Begin LISTING

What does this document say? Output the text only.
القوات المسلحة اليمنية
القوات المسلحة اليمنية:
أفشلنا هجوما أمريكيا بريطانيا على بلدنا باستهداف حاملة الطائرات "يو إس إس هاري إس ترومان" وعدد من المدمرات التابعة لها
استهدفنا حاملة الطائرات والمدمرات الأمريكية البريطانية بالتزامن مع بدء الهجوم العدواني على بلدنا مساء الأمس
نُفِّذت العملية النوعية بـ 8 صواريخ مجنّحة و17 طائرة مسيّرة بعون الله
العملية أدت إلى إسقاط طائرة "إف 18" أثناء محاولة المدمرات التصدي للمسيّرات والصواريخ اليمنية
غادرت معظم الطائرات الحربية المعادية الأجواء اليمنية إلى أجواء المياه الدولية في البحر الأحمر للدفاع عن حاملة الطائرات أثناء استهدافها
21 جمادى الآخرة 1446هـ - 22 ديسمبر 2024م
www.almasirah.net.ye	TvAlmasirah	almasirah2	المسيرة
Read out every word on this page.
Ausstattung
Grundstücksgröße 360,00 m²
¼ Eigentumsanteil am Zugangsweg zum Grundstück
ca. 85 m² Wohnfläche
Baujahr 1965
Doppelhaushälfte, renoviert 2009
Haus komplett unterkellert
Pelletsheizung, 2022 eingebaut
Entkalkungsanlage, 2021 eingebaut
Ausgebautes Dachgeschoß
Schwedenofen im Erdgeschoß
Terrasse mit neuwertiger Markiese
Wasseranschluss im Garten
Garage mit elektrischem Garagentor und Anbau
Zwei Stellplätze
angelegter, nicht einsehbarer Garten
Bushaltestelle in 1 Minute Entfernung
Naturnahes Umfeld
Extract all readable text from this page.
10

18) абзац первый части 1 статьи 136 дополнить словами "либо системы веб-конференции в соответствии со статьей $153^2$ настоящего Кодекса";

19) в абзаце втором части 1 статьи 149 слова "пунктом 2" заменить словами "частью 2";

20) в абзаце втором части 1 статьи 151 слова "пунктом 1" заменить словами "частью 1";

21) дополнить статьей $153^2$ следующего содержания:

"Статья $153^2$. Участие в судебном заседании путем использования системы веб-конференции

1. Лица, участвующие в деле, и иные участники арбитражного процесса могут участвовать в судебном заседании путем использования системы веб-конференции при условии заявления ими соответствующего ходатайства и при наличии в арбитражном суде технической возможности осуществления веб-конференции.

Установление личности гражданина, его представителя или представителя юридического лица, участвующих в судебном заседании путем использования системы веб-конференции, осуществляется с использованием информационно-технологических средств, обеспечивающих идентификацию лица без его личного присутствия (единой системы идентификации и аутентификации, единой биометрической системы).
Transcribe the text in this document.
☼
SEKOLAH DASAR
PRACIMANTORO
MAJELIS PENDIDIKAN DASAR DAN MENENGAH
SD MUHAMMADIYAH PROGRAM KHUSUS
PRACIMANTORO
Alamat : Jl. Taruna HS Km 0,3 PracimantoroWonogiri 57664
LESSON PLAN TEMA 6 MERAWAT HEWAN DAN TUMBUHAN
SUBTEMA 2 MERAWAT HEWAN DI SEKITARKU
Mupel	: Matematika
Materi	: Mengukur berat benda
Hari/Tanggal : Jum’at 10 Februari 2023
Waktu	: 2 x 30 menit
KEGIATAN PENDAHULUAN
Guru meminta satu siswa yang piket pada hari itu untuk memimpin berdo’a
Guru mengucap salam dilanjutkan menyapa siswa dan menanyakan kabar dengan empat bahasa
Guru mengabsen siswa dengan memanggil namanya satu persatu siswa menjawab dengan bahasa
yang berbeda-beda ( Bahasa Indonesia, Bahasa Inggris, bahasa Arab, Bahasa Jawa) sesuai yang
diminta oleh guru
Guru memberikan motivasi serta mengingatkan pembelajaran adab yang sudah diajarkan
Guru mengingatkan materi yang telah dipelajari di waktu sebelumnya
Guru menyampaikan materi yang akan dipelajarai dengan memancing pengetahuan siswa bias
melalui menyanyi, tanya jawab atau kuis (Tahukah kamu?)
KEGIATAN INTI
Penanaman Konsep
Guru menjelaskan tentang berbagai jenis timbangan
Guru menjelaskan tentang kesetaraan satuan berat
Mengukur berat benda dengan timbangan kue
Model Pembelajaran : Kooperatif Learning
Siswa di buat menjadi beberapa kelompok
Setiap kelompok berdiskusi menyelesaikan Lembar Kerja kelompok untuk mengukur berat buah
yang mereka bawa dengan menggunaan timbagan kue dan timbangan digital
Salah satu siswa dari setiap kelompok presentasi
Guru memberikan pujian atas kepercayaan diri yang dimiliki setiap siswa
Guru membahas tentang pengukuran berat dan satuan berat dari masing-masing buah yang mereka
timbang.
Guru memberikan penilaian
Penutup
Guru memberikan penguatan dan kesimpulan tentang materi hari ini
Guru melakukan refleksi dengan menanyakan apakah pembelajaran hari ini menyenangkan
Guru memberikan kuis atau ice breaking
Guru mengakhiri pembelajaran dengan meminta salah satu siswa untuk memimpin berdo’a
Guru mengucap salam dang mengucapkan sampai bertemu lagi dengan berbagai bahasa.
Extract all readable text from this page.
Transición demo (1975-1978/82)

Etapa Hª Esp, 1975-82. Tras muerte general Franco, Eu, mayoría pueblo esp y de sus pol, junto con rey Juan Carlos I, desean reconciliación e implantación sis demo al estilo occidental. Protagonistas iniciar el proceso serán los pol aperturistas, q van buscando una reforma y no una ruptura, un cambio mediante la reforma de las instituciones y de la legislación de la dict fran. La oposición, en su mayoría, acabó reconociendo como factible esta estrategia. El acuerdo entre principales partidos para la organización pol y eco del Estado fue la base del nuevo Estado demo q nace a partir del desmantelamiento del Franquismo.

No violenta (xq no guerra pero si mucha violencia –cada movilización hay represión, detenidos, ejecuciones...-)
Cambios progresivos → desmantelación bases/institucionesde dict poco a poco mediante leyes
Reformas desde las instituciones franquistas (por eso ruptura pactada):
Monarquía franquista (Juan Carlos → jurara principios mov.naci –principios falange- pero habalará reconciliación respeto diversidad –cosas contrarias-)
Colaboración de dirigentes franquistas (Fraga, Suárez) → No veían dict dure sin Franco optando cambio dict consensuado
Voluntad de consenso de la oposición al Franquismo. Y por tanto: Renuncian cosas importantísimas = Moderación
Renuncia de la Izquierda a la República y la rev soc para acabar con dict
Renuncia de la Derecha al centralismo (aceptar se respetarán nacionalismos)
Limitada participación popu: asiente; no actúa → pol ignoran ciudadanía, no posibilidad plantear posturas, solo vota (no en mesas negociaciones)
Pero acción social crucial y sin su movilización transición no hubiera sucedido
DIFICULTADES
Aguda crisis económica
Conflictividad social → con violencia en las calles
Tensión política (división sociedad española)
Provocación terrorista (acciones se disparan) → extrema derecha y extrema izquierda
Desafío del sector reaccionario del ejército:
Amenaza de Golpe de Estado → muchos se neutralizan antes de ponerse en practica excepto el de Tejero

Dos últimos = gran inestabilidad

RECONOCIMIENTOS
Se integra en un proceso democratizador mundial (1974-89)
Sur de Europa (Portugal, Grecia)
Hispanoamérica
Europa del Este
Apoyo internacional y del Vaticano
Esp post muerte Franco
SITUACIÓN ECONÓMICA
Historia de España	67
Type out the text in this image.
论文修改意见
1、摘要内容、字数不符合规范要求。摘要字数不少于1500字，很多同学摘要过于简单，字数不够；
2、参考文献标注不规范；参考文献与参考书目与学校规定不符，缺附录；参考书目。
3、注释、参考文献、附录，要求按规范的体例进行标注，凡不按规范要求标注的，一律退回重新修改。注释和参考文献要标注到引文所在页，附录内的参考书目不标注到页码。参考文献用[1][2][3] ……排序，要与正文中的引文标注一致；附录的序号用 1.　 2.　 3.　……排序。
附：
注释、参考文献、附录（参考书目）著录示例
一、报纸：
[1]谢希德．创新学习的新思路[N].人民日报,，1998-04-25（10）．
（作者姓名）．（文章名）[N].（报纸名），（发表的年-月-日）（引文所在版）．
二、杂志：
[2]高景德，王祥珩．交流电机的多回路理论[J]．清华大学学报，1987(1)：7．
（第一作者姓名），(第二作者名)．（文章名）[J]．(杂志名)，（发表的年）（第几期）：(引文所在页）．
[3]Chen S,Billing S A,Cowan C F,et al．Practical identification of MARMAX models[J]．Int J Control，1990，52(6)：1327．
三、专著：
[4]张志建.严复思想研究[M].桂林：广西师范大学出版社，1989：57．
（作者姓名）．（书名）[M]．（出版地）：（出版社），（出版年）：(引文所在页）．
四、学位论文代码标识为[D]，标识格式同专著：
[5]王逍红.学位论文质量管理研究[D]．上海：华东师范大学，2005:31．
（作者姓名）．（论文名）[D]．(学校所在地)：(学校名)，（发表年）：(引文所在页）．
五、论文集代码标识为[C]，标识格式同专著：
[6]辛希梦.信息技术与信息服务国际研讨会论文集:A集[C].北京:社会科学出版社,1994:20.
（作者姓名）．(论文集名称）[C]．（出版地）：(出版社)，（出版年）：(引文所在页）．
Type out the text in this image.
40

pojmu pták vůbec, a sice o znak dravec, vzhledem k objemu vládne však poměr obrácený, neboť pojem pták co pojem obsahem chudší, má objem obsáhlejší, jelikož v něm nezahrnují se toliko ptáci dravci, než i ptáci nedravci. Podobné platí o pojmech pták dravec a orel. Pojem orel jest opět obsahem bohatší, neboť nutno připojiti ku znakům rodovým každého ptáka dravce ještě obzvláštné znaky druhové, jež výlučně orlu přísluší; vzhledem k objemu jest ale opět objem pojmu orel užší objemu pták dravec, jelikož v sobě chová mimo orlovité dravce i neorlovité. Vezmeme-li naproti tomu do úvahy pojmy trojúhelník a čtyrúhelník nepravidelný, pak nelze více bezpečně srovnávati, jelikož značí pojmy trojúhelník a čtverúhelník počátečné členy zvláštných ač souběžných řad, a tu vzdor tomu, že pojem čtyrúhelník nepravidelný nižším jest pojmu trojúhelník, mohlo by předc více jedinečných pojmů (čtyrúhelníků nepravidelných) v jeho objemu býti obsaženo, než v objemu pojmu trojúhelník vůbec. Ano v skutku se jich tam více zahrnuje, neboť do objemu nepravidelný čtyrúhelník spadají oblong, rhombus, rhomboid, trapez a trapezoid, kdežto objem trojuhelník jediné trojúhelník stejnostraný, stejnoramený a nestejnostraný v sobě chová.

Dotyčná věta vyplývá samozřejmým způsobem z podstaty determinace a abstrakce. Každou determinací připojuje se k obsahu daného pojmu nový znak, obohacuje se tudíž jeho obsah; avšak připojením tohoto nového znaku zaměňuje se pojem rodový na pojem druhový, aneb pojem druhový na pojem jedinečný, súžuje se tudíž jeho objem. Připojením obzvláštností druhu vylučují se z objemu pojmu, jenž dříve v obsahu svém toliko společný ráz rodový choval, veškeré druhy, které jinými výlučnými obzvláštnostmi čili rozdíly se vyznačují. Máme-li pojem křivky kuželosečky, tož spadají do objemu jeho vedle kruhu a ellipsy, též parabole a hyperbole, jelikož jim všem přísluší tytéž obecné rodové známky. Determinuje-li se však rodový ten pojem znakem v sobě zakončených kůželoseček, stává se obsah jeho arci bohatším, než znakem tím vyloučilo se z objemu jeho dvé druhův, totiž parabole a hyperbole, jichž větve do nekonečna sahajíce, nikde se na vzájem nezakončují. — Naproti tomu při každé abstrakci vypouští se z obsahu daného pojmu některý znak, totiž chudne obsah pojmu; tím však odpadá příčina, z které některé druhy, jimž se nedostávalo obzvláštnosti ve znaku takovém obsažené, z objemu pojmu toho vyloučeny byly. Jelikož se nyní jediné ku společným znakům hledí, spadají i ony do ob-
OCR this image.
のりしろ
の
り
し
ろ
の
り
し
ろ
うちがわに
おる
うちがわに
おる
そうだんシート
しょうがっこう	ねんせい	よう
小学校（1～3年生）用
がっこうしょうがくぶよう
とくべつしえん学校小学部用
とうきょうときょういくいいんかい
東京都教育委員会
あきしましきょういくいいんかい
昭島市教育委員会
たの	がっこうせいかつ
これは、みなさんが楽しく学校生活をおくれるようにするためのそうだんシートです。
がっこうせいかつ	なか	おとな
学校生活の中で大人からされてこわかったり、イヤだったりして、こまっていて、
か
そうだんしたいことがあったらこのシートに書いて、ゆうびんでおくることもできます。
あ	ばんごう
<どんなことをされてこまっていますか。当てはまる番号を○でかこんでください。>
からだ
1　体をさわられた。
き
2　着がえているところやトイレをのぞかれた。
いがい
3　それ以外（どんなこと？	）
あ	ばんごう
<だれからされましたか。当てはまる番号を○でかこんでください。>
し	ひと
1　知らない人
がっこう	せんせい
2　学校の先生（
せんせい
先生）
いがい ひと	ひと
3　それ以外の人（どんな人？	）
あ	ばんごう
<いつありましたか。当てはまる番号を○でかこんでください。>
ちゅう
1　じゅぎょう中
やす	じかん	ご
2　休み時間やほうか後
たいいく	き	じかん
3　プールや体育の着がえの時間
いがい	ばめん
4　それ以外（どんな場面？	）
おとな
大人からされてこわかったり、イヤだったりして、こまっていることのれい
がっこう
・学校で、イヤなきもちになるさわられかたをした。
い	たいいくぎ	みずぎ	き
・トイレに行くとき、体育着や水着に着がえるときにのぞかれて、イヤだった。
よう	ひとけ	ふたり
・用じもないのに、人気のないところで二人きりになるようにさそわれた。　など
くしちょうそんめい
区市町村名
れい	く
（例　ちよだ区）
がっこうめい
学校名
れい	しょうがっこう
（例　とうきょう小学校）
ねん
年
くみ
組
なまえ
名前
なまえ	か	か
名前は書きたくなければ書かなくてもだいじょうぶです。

End LISTING

* WHAT IS REQUIRED: Copy out every line from the one containing "OCR this image." to the end of the material, both ends included.

* EXERCISE SOLUTION:
OCR this image.
のりしろ
の
り
し
ろ
の
り
し
ろ
うちがわに
おる
うちがわに
おる
そうだんシート
しょうがっこう	ねんせい	よう
小学校（1～3年生）用
がっこうしょうがくぶよう
とくべつしえん学校小学部用
とうきょうときょういくいいんかい
東京都教育委員会
あきしましきょういくいいんかい
昭島市教育委員会
たの	がっこうせいかつ
これは、みなさんが楽しく学校生活をおくれるようにするためのそうだんシートです。
がっこうせいかつ	なか	おとな
学校生活の中で大人からされてこわかったり、イヤだったりして、こまっていて、
か
そうだんしたいことがあったらこのシートに書いて、ゆうびんでおくることもできます。
あ	ばんごう
<どんなことをされてこまっていますか。当てはまる番号を○でかこんでください。>
からだ
1　体をさわられた。
き
2　着がえているところやトイレをのぞかれた。
いがい
3　それ以外（どんなこと？	）
あ	ばんごう
<だれからされましたか。当てはまる番号を○でかこんでください。>
し	ひと
1　知らない人
がっこう	せんせい
2　学校の先生（
せんせい
先生）
いがい ひと	ひと
3　それ以外の人（どんな人？	）
あ	ばんごう
<いつありましたか。当てはまる番号を○でかこんでください。>
ちゅう
1　じゅぎょう中
やす	じかん	ご
2　休み時間やほうか後
たいいく	き	じかん
3　プールや体育の着がえの時間
いがい	ばめん
4　それ以外（どんな場面？	）
おとな
大人からされてこわかったり、イヤだったりして、こまっていることのれい
がっこう
・学校で、イヤなきもちになるさわられかたをした。
い	たいいくぎ	みずぎ	き
・トイレに行くとき、体育着や水着に着がえるときにのぞかれて、イヤだった。
よう	ひとけ	ふたり
・用じもないのに、人気のないところで二人きりになるようにさそわれた。　など
くしちょうそんめい
区市町村名
れい	く
（例　ちよだ区）
がっこうめい
学校名
れい	しょうがっこう
（例　とうきょう小学校）
ねん
年
くみ
組
なまえ
名前
なまえ	か	か
名前は書きたくなければ書かなくてもだいじょうぶです。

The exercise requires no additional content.